== YOUR INSTRUCTIONS ==
Rewrite the rows below with every "native-point" changed to "native-marker" and everything else left as it is. Leave the pictures out of your output.

== Records from a data source ==
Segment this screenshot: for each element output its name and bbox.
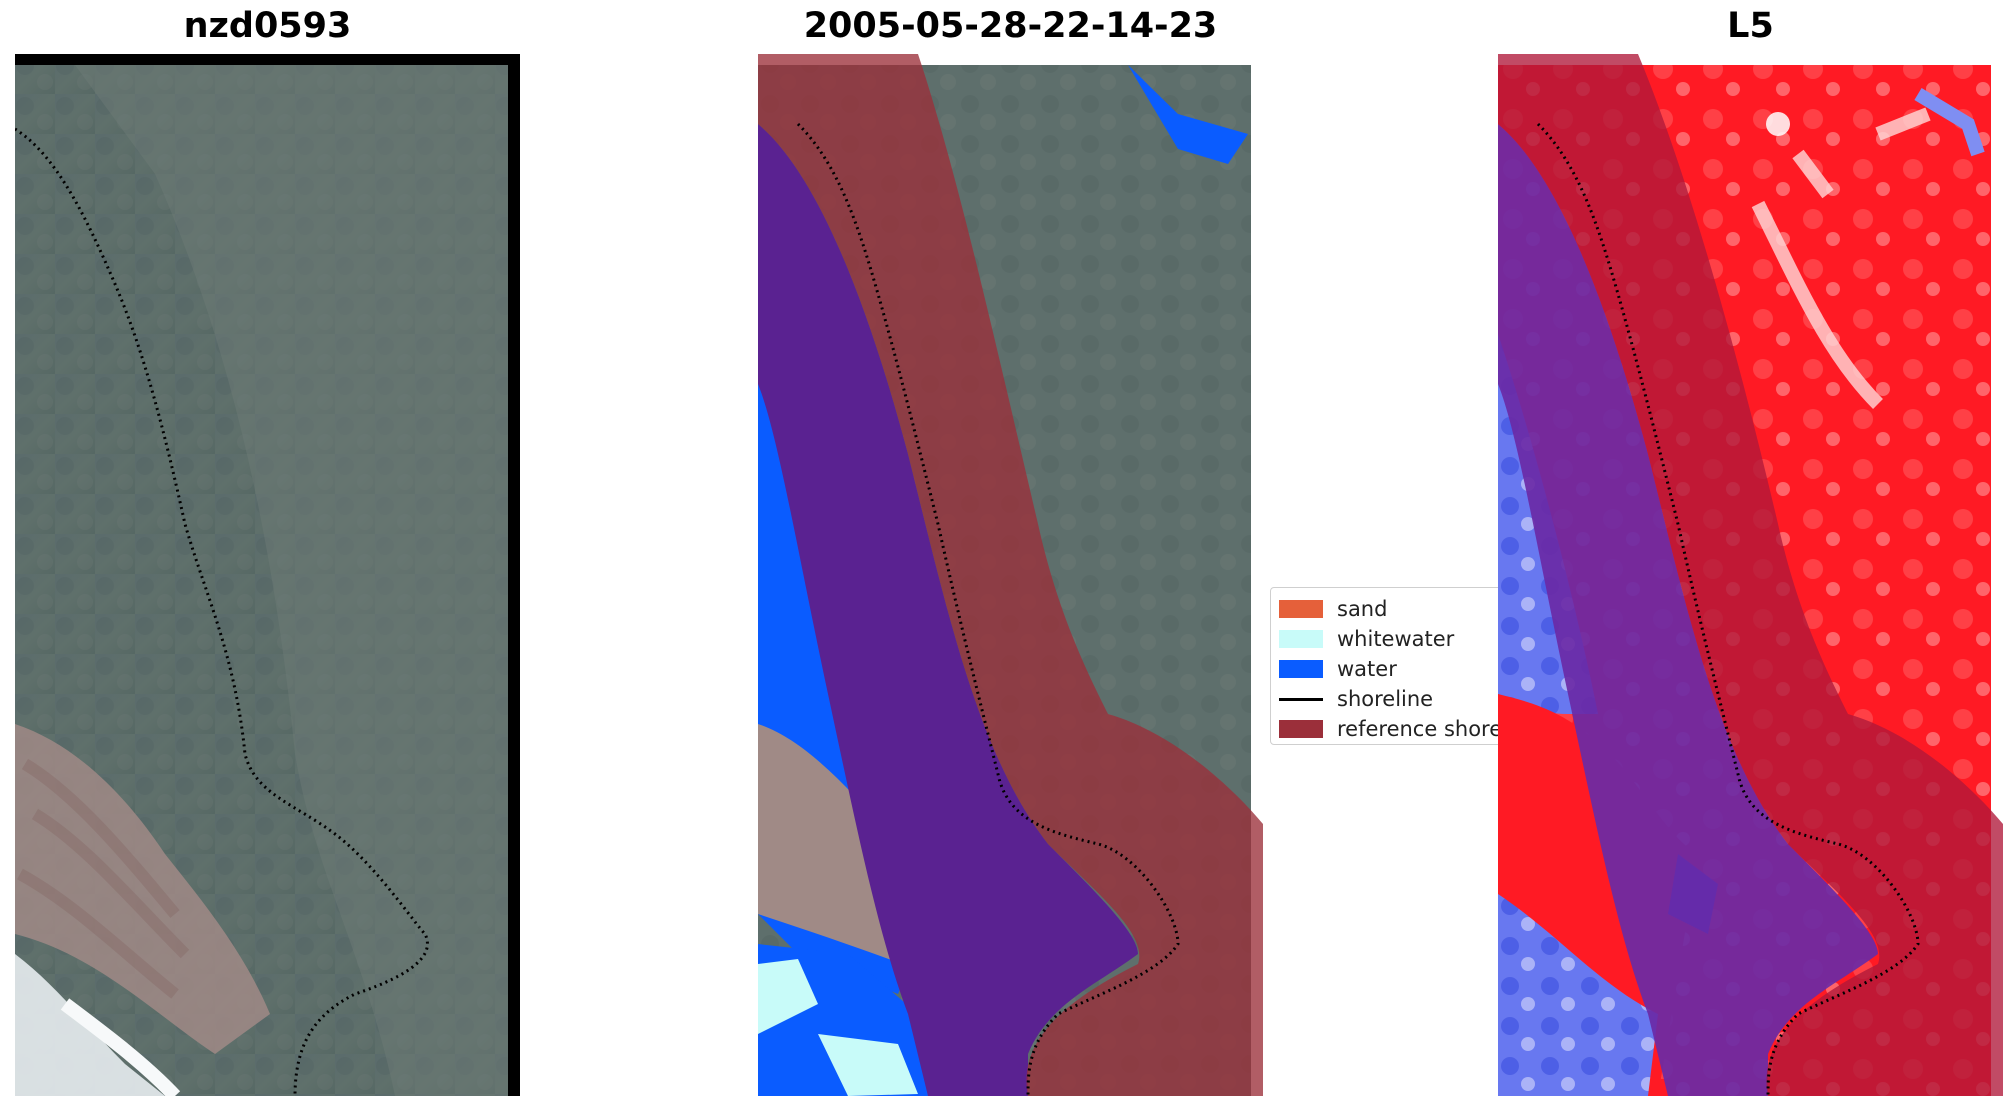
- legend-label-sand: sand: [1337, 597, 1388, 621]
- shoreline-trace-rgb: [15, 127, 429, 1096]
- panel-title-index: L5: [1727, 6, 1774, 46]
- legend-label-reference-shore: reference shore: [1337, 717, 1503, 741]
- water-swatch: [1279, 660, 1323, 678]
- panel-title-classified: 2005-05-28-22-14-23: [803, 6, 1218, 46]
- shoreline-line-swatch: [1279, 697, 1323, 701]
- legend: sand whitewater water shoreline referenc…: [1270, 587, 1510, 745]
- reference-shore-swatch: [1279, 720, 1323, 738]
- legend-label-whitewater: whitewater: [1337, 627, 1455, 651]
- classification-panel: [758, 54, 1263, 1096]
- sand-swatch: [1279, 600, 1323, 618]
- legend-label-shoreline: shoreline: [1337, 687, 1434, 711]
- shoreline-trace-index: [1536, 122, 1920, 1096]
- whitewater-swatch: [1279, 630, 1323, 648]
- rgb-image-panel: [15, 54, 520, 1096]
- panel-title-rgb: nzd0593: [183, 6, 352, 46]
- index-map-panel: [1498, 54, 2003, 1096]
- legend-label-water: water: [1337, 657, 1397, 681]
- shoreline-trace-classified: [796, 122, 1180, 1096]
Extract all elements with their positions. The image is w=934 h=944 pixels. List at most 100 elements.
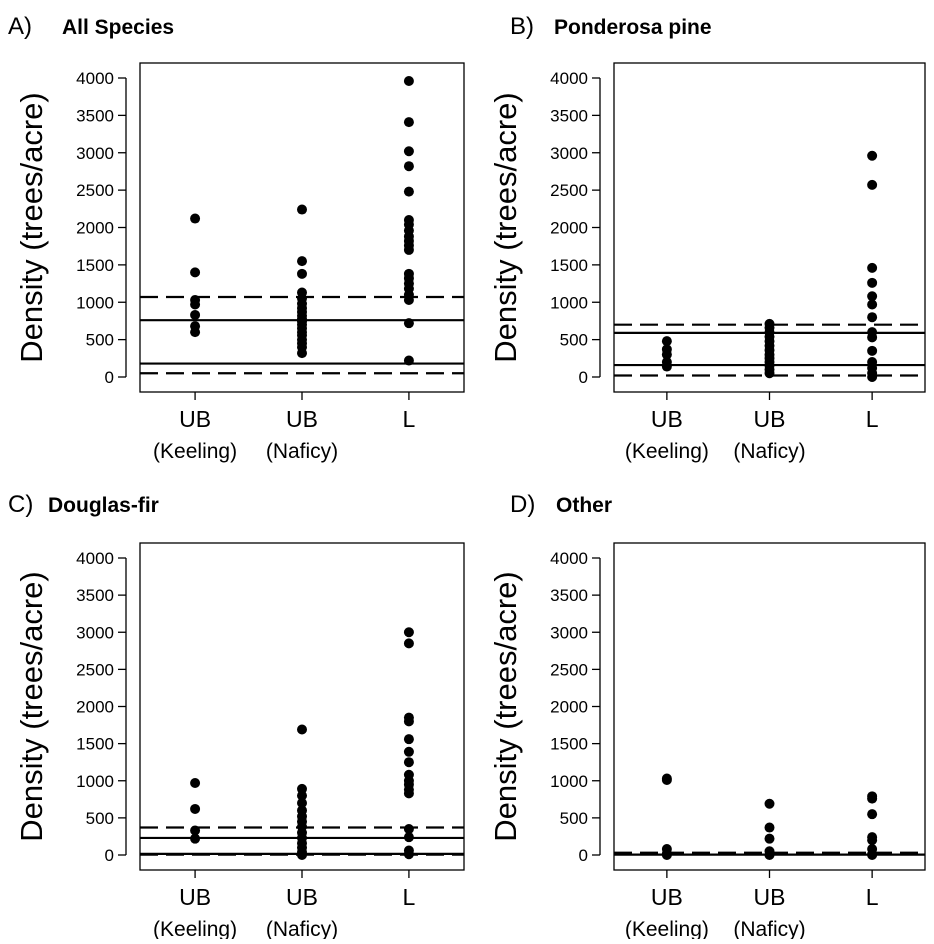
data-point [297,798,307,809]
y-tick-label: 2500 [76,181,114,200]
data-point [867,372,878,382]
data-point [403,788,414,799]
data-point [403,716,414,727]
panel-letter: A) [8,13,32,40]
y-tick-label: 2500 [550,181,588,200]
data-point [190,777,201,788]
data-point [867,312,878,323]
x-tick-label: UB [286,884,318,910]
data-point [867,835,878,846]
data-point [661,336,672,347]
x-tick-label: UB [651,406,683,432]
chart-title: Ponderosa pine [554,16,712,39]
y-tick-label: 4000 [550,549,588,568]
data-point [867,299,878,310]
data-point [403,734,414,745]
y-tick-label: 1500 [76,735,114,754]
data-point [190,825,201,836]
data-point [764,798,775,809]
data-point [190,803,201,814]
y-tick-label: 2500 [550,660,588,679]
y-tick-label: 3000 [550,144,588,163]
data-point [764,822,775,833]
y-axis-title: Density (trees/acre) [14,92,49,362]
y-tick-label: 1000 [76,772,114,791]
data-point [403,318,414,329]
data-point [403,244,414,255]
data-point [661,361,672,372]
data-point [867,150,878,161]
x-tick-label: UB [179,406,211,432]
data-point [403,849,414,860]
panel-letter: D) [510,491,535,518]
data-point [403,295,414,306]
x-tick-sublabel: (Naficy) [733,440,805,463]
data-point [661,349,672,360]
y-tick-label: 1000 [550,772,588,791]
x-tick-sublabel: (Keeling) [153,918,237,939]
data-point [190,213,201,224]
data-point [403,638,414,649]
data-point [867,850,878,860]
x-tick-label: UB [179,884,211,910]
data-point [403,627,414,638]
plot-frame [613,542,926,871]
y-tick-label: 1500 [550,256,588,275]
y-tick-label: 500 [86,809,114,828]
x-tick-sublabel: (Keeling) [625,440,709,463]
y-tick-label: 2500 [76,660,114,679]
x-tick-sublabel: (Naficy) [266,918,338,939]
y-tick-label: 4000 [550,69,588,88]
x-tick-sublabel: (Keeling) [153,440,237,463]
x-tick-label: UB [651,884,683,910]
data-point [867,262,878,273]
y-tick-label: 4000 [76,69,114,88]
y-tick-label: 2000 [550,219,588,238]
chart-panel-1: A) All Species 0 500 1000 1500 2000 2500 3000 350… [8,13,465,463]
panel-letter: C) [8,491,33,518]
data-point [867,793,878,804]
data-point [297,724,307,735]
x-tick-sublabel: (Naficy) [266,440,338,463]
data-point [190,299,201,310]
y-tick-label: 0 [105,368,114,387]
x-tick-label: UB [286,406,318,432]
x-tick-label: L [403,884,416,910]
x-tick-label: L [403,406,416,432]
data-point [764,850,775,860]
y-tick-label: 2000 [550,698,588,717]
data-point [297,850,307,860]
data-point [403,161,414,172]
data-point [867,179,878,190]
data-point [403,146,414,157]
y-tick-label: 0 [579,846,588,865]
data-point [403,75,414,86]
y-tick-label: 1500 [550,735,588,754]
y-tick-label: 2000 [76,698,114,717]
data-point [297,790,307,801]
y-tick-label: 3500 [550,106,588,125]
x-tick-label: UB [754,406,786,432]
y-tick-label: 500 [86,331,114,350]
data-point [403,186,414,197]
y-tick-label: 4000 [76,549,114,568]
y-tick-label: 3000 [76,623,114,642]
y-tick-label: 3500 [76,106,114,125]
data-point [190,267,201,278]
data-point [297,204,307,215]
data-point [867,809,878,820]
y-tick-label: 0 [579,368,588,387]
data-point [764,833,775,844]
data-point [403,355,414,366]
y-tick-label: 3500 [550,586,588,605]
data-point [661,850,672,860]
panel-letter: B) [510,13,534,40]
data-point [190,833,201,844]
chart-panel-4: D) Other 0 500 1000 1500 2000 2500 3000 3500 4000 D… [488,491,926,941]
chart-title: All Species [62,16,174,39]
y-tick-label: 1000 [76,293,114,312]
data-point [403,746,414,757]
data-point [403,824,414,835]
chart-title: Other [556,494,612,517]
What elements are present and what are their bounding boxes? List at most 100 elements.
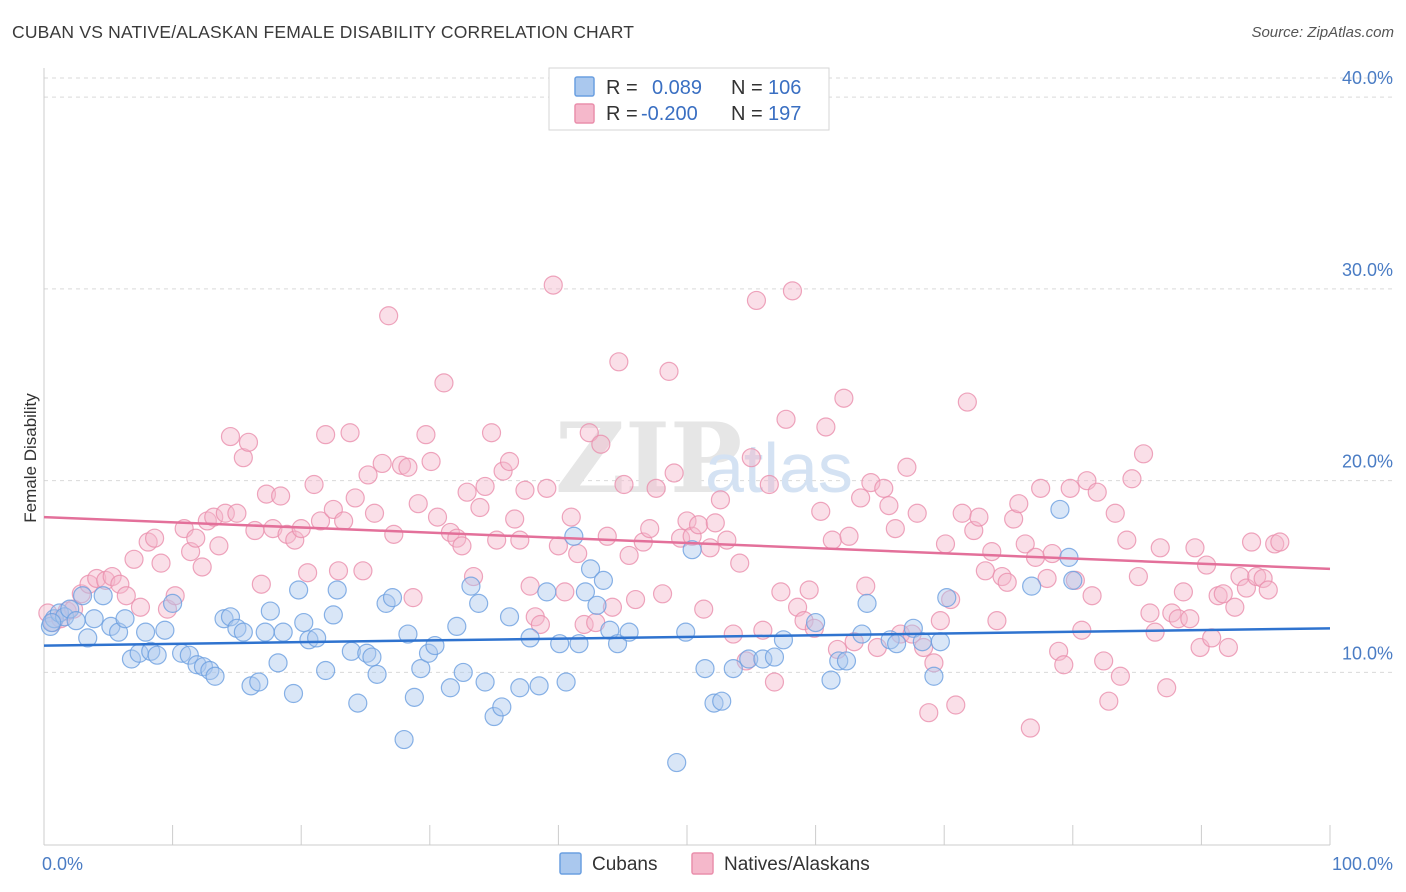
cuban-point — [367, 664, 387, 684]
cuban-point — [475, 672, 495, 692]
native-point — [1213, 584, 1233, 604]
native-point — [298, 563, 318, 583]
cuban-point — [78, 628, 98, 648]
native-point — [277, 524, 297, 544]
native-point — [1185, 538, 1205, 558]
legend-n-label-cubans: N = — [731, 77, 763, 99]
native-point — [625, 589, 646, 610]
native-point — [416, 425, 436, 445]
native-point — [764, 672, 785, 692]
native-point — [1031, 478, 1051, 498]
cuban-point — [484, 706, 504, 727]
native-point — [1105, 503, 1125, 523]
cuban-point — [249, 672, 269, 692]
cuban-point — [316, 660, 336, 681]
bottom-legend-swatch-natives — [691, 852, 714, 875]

== ANSWER TO THE PROBLEM ==
Segment this screenshot: for each element output its name and bbox.
- legend-label-sand: sand: [1337, 597, 1388, 621]
- shoreline-trace-rgb: [15, 127, 429, 1096]
- panel-title-index: L5: [1727, 6, 1774, 46]
- legend-label-reference-shore: reference shore: [1337, 717, 1503, 741]
- water-swatch: [1279, 660, 1323, 678]
- panel-title-classified: 2005-05-28-22-14-23: [803, 6, 1218, 46]
- shoreline-line-swatch: [1279, 697, 1323, 701]
- legend: sand whitewater water shoreline referenc…: [1270, 587, 1510, 745]
- reference-shore-swatch: [1279, 720, 1323, 738]
- legend-label-whitewater: whitewater: [1337, 627, 1455, 651]
- classification-panel: [758, 54, 1263, 1096]
- sand-swatch: [1279, 600, 1323, 618]
- legend-label-shoreline: shoreline: [1337, 687, 1434, 711]
- shoreline-trace-index: [1536, 122, 1920, 1096]
- whitewater-swatch: [1279, 630, 1323, 648]
- rgb-image-panel: [15, 54, 520, 1096]
- panel-title-rgb: nzd0593: [183, 6, 352, 46]
- index-map-panel: [1498, 54, 2003, 1096]
- legend-label-water: water: [1337, 657, 1397, 681]
- shoreline-trace-classified: [796, 122, 1180, 1096]
Extract all elements with their positions. The image is w=934 h=944 pixels. List at most 100 elements.
data-point [297,798,307,809]
y-tick-label: 2500 [76,181,114,200]
data-point [867,372,878,382]
data-point [403,788,414,799]
data-point [403,716,414,727]
panel-letter: A) [8,13,32,40]
y-tick-label: 2500 [550,181,588,200]
data-point [190,777,201,788]
data-point [867,312,878,323]
x-tick-label: UB [286,884,318,910]
data-point [867,835,878,846]
data-point [661,336,672,347]
x-tick-label: UB [651,406,683,432]
chart-title: Ponderosa pine [554,16,712,39]
y-tick-label: 4000 [550,549,588,568]
data-point [867,299,878,310]
data-point [403,734,414,745]
y-tick-label: 1500 [76,735,114,754]
data-point [190,825,201,836]
data-point [764,798,775,809]
data-point [190,803,201,814]
y-tick-label: 2500 [550,660,588,679]
y-tick-label: 3000 [550,144,588,163]
data-point [764,822,775,833]
y-axis-title: Density (trees/acre) [14,92,49,362]
y-tick-label: 1000 [76,772,114,791]
data-point [403,318,414,329]
data-point [403,244,414,255]
data-point [661,361,672,372]
data-point [867,150,878,161]
x-tick-label: UB [179,406,211,432]
data-point [403,849,414,860]
panel-letter: D) [510,491,535,518]
data-point [403,295,414,306]
x-tick-sublabel: (Naficy) [733,440,805,463]
data-point [661,349,672,360]
y-tick-label: 1000 [550,772,588,791]
x-tick-sublabel: (Keeling) [153,918,237,939]
data-point [190,213,201,224]
data-point [403,638,414,649]
data-point [867,850,878,860]
x-tick-label: UB [179,884,211,910]
data-point [403,627,414,638]
plot-frame [613,542,926,871]
y-tick-label: 1500 [550,256,588,275]
y-tick-label: 500 [86,809,114,828]
x-tick-sublabel: (Keeling) [625,440,709,463]
y-tick-label: 2500 [76,660,114,679]
x-tick-sublabel: (Naficy) [266,918,338,939]
y-tick-label: 4000 [550,69,588,88]
x-tick-sublabel: (Keeling) [153,440,237,463]
x-tick-label: UB [651,884,683,910]
data-point [867,262,878,273]
y-tick-label: 4000 [76,69,114,88]
y-tick-label: 2000 [550,219,588,238]
chart-panel-1: A) All Species 0 500 1000 1500 2000 2500 3000 350… [8,13,465,463]
panel-letter: C) [8,491,33,518]
data-point [867,793,878,804]
data-point [297,724,307,735]
x-tick-sublabel: (Naficy) [266,440,338,463]
data-point [190,299,201,310]
y-tick-label: 0 [105,368,114,387]
x-tick-label: UB [286,406,318,432]
x-tick-label: L [403,884,416,910]
x-tick-label: L [403,406,416,432]
data-point [764,850,775,860]
y-tick-label: 2000 [550,698,588,717]
data-point [297,850,307,860]
data-point [403,161,414,172]
data-point [867,179,878,190]
data-point [403,146,414,157]
y-tick-label: 0 [579,846,588,865]
data-point [403,75,414,86]
y-tick-label: 1500 [550,735,588,754]
y-tick-label: 2000 [76,698,114,717]
data-point [297,790,307,801]
y-tick-label: 3500 [550,106,588,125]
x-tick-label: UB [754,406,786,432]
y-tick-label: 500 [86,331,114,350]
data-point [403,186,414,197]
y-tick-label: 4000 [76,549,114,568]
y-tick-label: 3000 [76,623,114,642]
y-tick-label: 3500 [76,106,114,125]
data-point [190,267,201,278]
data-point [297,204,307,215]
data-point [867,809,878,820]
y-tick-label: 0 [579,368,588,387]
data-point [764,833,775,844]
data-point [403,355,414,366]
y-tick-label: 3500 [550,586,588,605]
data-point [661,850,672,860]
panel-letter: B) [510,13,534,40]
data-point [190,833,201,844]
chart-panel-4: D) Other 0 500 1000 1500 2000 2500 3000 3500 4000 D… [488,491,926,941]
chart-title: All Species [62,16,174,39]
y-tick-label: 1000 [76,293,114,312]
data-point [403,746,414,757]
data-point [403,824,414,835]
chart-title: Other [556,494,612,517]
What elements are present and what are their bounding boxes? List at most 100 elements.
cuban-point — [367, 664, 387, 684]
cuban-point — [475, 672, 495, 692]
native-marker — [1213, 584, 1233, 604]
native-marker — [298, 563, 318, 583]
cuban-point — [78, 628, 98, 648]
native-marker — [277, 524, 297, 544]
native-marker — [1185, 538, 1205, 558]
legend-n-label-cubans: N = — [731, 77, 763, 99]
native-marker — [625, 589, 646, 610]
native-marker — [416, 425, 436, 445]
native-marker — [764, 672, 785, 692]
native-marker — [1031, 478, 1051, 498]
cuban-point — [484, 706, 504, 727]
native-marker — [1105, 503, 1125, 523]
cuban-point — [249, 672, 269, 692]
cuban-point — [316, 660, 336, 681]
bottom-legend-swatch-natives — [691, 852, 714, 875]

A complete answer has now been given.